(Stored data)
==========
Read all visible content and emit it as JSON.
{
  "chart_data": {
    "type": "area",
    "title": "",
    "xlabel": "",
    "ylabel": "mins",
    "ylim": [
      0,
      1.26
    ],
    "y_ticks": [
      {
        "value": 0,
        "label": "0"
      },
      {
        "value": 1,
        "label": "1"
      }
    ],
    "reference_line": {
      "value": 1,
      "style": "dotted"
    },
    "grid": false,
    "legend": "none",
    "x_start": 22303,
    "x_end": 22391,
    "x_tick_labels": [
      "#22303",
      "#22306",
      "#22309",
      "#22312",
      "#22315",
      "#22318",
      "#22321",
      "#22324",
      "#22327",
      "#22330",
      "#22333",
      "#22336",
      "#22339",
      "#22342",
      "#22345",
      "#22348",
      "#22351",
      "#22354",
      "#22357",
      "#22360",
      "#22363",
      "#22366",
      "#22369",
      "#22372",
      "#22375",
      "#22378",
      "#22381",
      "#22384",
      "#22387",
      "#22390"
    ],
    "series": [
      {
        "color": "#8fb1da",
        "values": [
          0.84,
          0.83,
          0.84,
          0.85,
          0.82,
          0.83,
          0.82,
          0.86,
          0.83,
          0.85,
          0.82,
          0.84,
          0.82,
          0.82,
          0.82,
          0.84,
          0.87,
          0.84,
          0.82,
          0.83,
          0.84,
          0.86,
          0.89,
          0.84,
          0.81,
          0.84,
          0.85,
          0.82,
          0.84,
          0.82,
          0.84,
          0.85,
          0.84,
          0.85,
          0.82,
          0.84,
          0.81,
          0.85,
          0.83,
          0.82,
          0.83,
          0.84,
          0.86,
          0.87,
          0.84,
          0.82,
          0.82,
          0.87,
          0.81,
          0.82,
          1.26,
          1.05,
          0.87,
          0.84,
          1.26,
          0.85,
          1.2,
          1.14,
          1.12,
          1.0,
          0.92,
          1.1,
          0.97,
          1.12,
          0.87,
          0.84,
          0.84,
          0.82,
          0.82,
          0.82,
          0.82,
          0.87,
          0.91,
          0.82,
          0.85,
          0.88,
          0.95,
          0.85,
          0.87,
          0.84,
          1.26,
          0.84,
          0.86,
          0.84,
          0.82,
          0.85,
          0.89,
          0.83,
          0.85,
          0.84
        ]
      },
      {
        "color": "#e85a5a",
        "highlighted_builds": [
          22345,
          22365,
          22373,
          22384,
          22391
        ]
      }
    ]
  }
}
==========
■ **What the exercise asks**: Write out the data exactly as it stands.

■ **The completed task**:
Read all visible content and emit it as JSON.
{
  "chart_data": {
    "type": "area",
    "title": "",
    "xlabel": "",
    "ylabel": "mins",
    "ylim": [
      0,
      1.26
    ],
    "y_ticks": [
      {
        "value": 0,
        "label": "0"
      },
      {
        "value": 1,
        "label": "1"
      }
    ],
    "reference_line": {
      "value": 1,
      "style": "dotted"
    },
    "grid": false,
    "legend": "none",
    "x_start": 22303,
    "x_end": 22391,
    "x_tick_labels": [
      "#22303",
      "#22306",
      "#22309",
      "#22312",
      "#22315",
      "#22318",
      "#22321",
      "#22324",
      "#22327",
      "#22330",
      "#22333",
      "#22336",
      "#22339",
      "#22342",
      "#22345",
      "#22348",
      "#22351",
      "#22354",
      "#22357",
      "#22360",
      "#22363",
      "#22366",
      "#22369",
      "#22372",
      "#22375",
      "#22378",
      "#22381",
      "#22384",
      "#22387",
      "#22390"
    ],
    "series": [
      {
        "color": "#8fb1da",
        "values": [
          0.84,
          0.83,
          0.84,
          0.85,
          0.82,
          0.83,
          0.82,
          0.86,
          0.83,
          0.85,
          0.82,
          0.84,
          0.82,
          0.82,
          0.82,
          0.84,
          0.87,
          0.84,
          0.82,
          0.83,
          0.84,
          0.86,
          0.89,
          0.84,
          0.81,
          0.84,
          0.85,
          0.82,
          0.84,
          0.82,
          0.84,
          0.85,
          0.84,
          0.85,
          0.82,
          0.84,
          0.81,
          0.85,
          0.83,
          0.82,
          0.83,
          0.84,
          0.86,
          0.87,
          0.84,
          0.82,
          0.82,
          0.87,
          0.81,
          0.82,
          1.26,
          1.05,
          0.87,
          0.84,
          1.26,
          0.85,
          1.2,
          1.14,
          1.12,
          1.0,
          0.92,
          1.1,
          0.97,
          1.12,
          0.87,
          0.84,
          0.84,
          0.82,
          0.82,
          0.82,
          0.82,
          0.87,
          0.91,
          0.82,
          0.85,
          0.88,
          0.95,
          0.85,
          0.87,
          0.84,
          1.26,
          0.84,
          0.86,
          0.84,
          0.82,
          0.85,
          0.89,
          0.83,
          0.85,
          0.84
        ]
      },
      {
        "color": "#e85a5a",
        "highlighted_builds": [
          22345,
          22365,
          22373,
          22384,
          22391
        ]
      }
    ]
  }
}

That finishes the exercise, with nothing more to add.